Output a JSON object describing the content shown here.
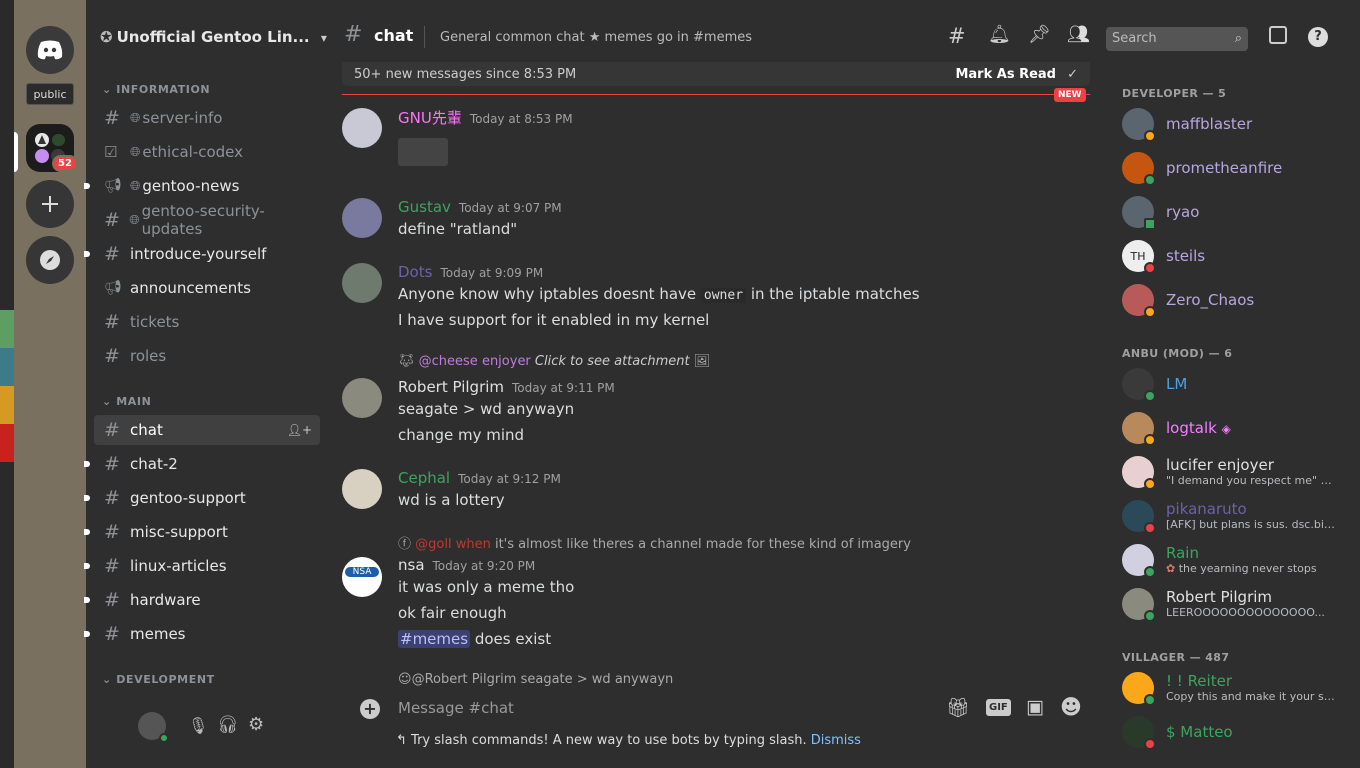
{
  "rail": {
    "tooltip": "public",
    "badge": "52"
  },
  "server": {
    "name": "Unofficial Gentoo Lin..."
  },
  "categories": {
    "information": "INFORMATION",
    "main": "MAIN",
    "development": "DEVELOPMENT"
  },
  "info_channels": [
    {
      "label": "server-info"
    },
    {
      "label": "ethical-codex"
    },
    {
      "label": "gentoo-news"
    },
    {
      "label": "gentoo-security-updates"
    },
    {
      "label": "introduce-yourself"
    },
    {
      "label": "announcements"
    },
    {
      "label": "tickets"
    },
    {
      "label": "roles"
    }
  ],
  "main_channels": [
    {
      "label": "chat"
    },
    {
      "label": "chat-2"
    },
    {
      "label": "gentoo-support"
    },
    {
      "label": "misc-support"
    },
    {
      "label": "linux-articles"
    },
    {
      "label": "hardware"
    },
    {
      "label": "memes"
    }
  ],
  "header": {
    "channel": "chat",
    "topic": "General common chat ★ memes go in #memes",
    "search_placeholder": "Search"
  },
  "newbar": {
    "text": "50+ new messages since 8:53 PM",
    "mark": "Mark As Read",
    "tag": "NEW"
  },
  "messages": {
    "m1": {
      "user": "GNU先輩",
      "time": "Today at 8:53 PM"
    },
    "m2": {
      "user": "Gustav",
      "time": "Today at 9:07 PM",
      "line1": "define \"ratland\""
    },
    "m3": {
      "user": "Dots",
      "time": "Today at 9:09 PM",
      "line1a": "Anyone know why iptables doesnt have",
      "code": "owner",
      "line1b": "in the iptable matches",
      "line2": "I have support for it enabled in my kernel"
    },
    "m4": {
      "reply_user": "@cheese enjoyer",
      "reply_text": "Click to see attachment",
      "user": "Robert Pilgrim",
      "time": "Today at 9:11 PM",
      "line1": "seagate > wd anywayn",
      "line2": "change my mind"
    },
    "m5": {
      "user": "Cephal",
      "time": "Today at 9:12 PM",
      "line1": "wd is a lottery"
    },
    "m6": {
      "reply_user": "@goll when",
      "reply_text": "it's almost like theres a channel made for these kind of imagery",
      "user": "nsa",
      "time": "Today at 9:20 PM",
      "line1": "it was only a meme tho",
      "line2": "ok fair enough",
      "mention": "#memes",
      "line3b": "does exist"
    },
    "m7": {
      "reply_user": "@Robert Pilgrim",
      "reply_text": "seagate > wd anywayn"
    }
  },
  "composer": {
    "placeholder": "Message #chat",
    "hint": "Try slash commands! A new way to use bots by typing slash.",
    "dismiss": "Dismiss"
  },
  "members": {
    "developer_header": "DEVELOPER — 5",
    "developers": [
      {
        "name": "maffblaster"
      },
      {
        "name": "prometheanfire"
      },
      {
        "name": "ryao"
      },
      {
        "name": "steils"
      },
      {
        "name": "Zero_Chaos"
      }
    ],
    "anbu_header": "ANBU (MOD) — 6",
    "anbu": [
      {
        "name": "LM",
        "status": ""
      },
      {
        "name": "logtalk",
        "status": ""
      },
      {
        "name": "lucifer enjoyer",
        "status": "\"I demand you respect me\" we..."
      },
      {
        "name": "pikanaruto",
        "status": "[AFK] but plans is sus. dsc.bio..."
      },
      {
        "name": "Rain",
        "status": "the yearning never stops"
      },
      {
        "name": "Robert Pilgrim",
        "status": "LEEROOOOOOOOOOOOOO..."
      }
    ],
    "villager_header": "VILLAGER — 487",
    "villagers": [
      {
        "name": "! ! Reiter",
        "status": "Copy this and make it your sta..."
      },
      {
        "name": "$ Matteo",
        "status": ""
      }
    ]
  },
  "colors": {
    "accent": "#ed4245",
    "online": "#3ba55d",
    "idle": "#faa81a",
    "dnd": "#ed4245"
  }
}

• OBJECTIVE:
Which lines hold the string "time"? List them all.

• ANSWER TO THE TASK:
      "time": "Today at 8:53 PM"
      "time": "Today at 9:07 PM",
      "time": "Today at 9:09 PM",
      "time": "Today at 9:11 PM",
      "time": "Today at 9:12 PM",
      "time": "Today at 9:20 PM",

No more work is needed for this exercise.